Objective: Select every line holding the word "Vous" and copy it.

════════════════

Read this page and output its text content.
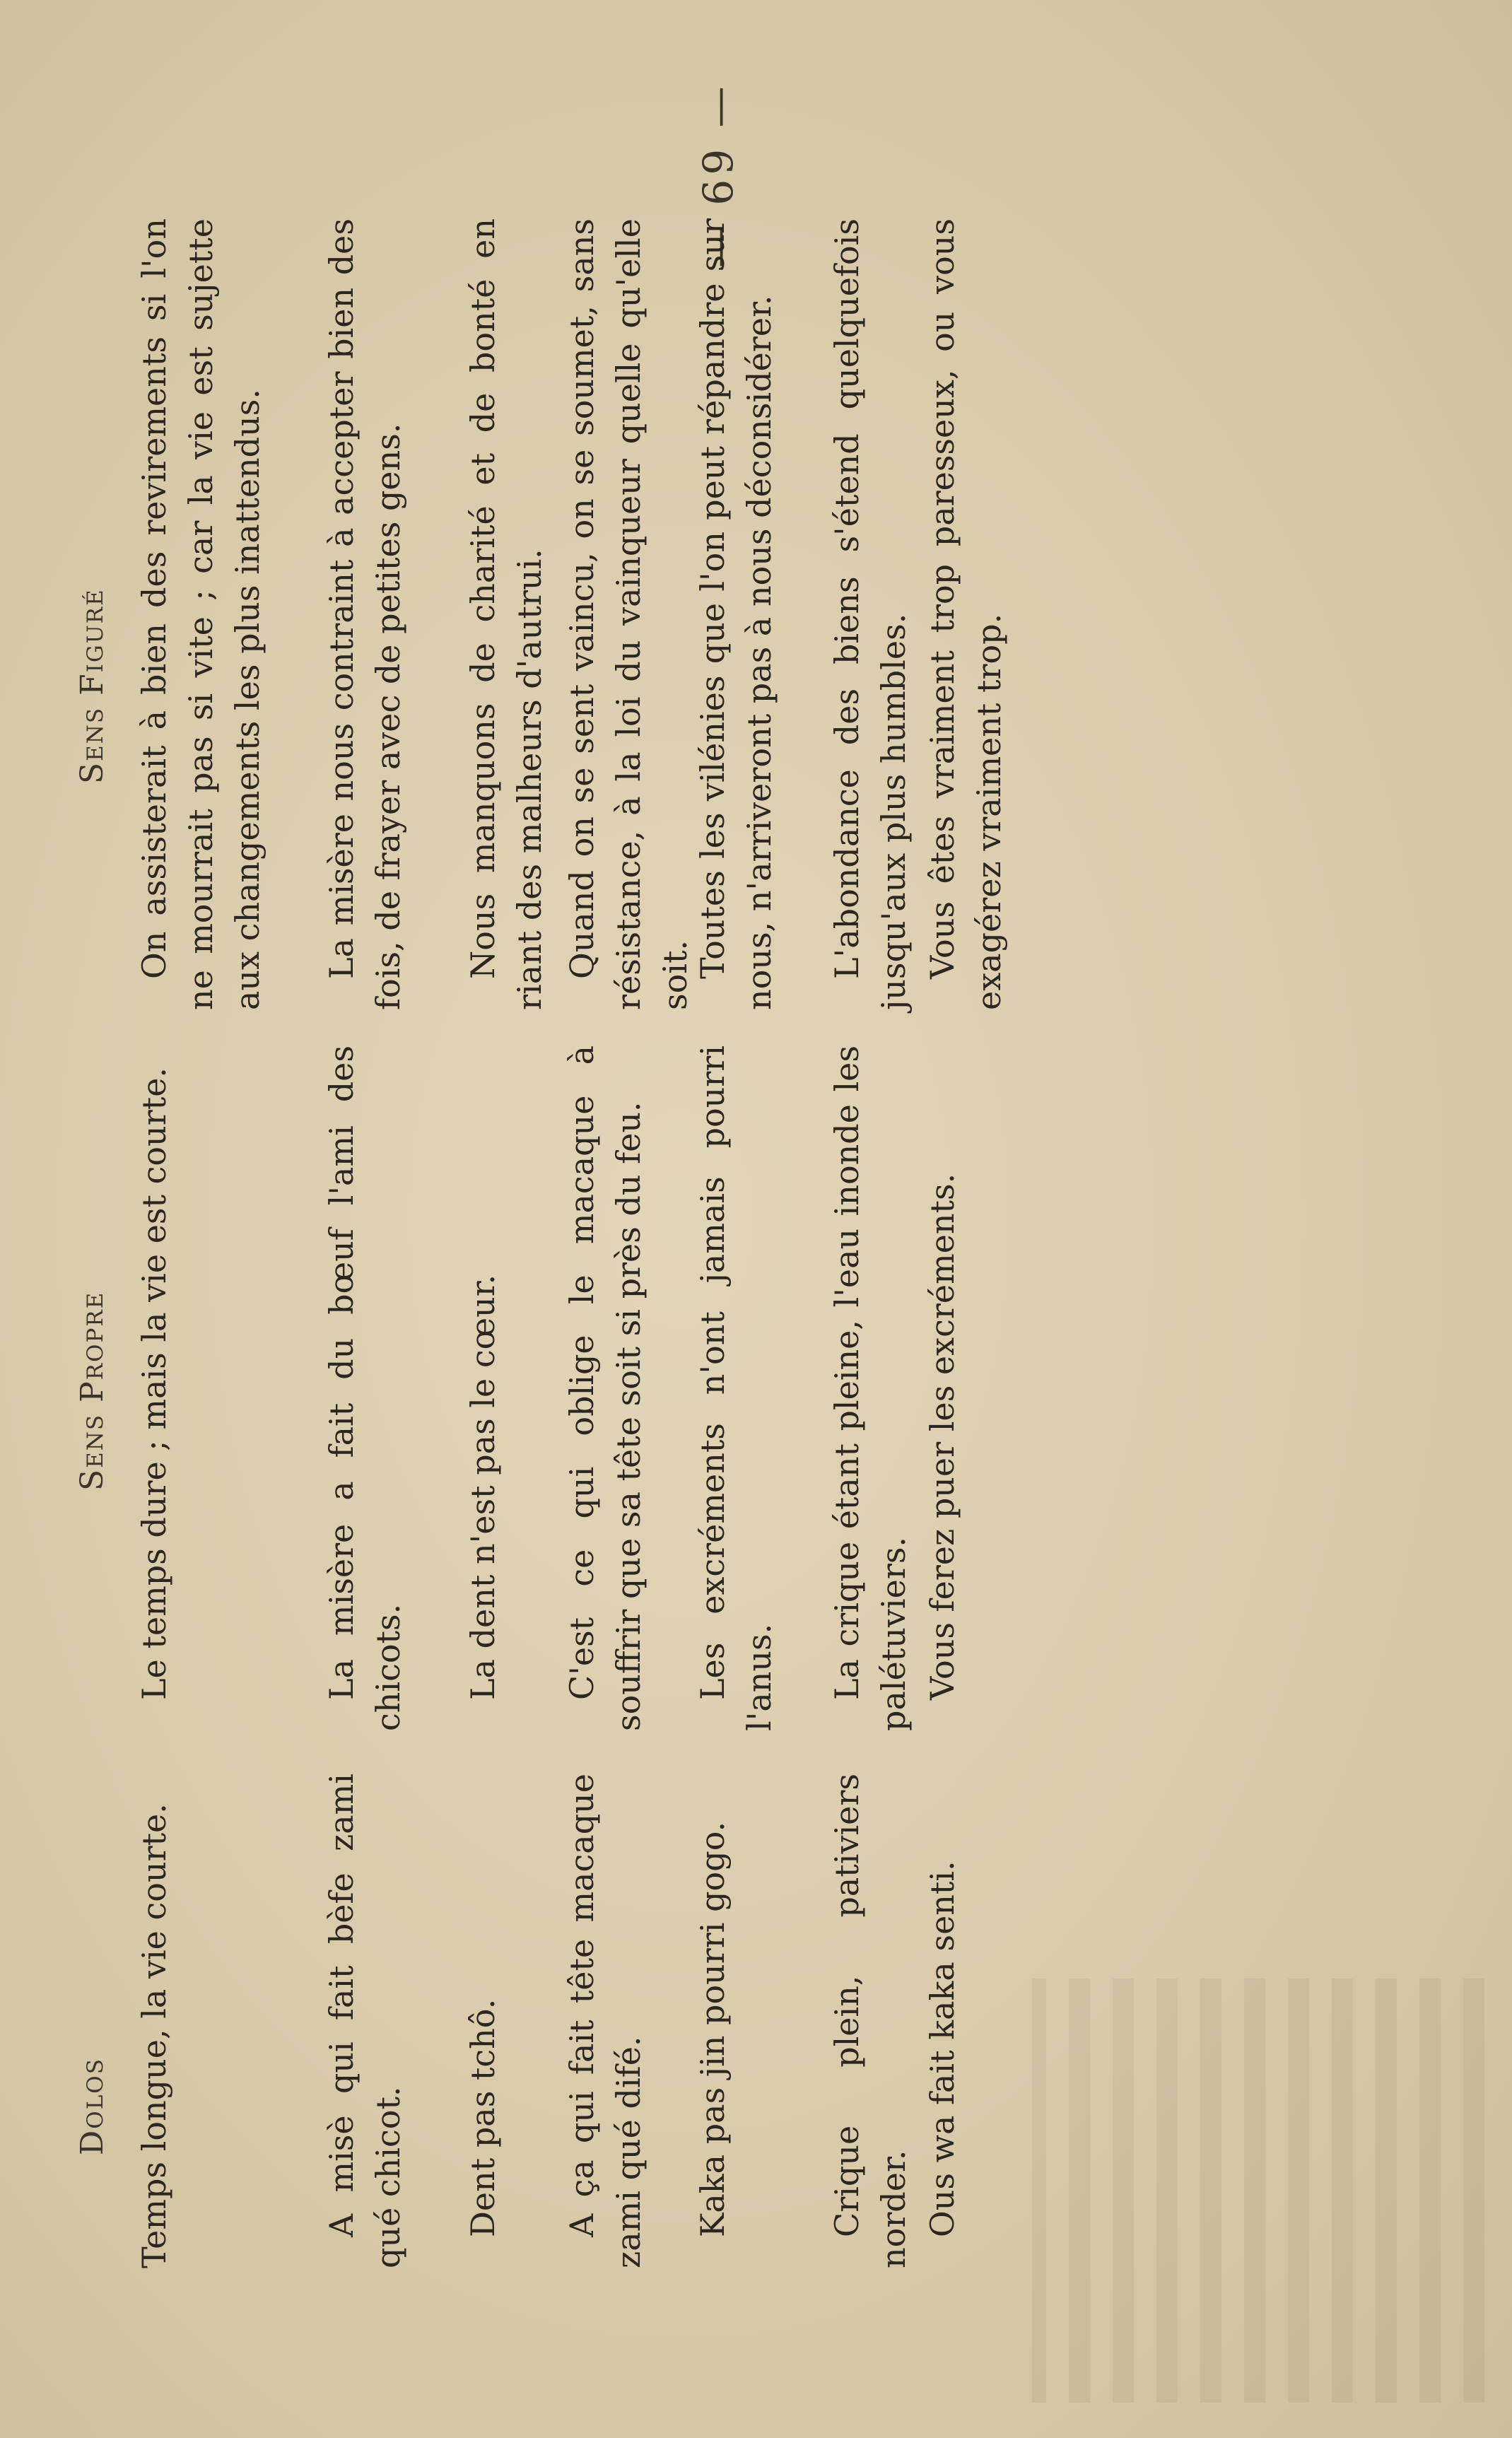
— 69 —
Dolos
Sens Propre
Sens Figuré
Temps longue, la vie courte.
Le temps dure ; mais la vie est courte.
On assisterait à bien des revirements si l'on ne mourrait pas si vite ; car la vie est sujette aux changements les plus inattendus.
A misè qui fait bèfe zami qué chicot.
La misère a fait du bœuf l'ami des chicots.
La misère nous contraint à accepter bien des fois, de frayer avec de petites gens.
Dent pas tchô.
La dent n'est pas le cœur.
Nous manquons de charité et de bonté en riant des malheurs d'autrui.
A ça qui fait tête macaque zami qué difé.
C'est ce qui oblige le macaque à souffrir que sa tête soit si près du feu.
Quand on se sent vaincu, on se soumet, sans résistance, à la loi du vainqueur quelle qu'elle soit.
Kaka pas jin pourri gogo.
Les excréments n'ont jamais pourri l'anus.
Toutes les vilénies que l'on peut répandre sur nous, n'arriveront pas à nous déconsidérer.
Crique plein, pativiers norder.
La crique étant pleine, l'eau inonde les palétuviers.
L'abondance des biens s'étend quelquefois jusqu'aux plus humbles.
Ous wa fait kaka senti.
Vous ferez puer les excréments.
Vous êtes vraiment trop paresseux, ou vous exagérez vraiment trop.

════════════════

Solved exercise:
Vous ferez puer les excréments.
Vous êtes vraiment trop paresseux, ou vous exagérez vraiment trop.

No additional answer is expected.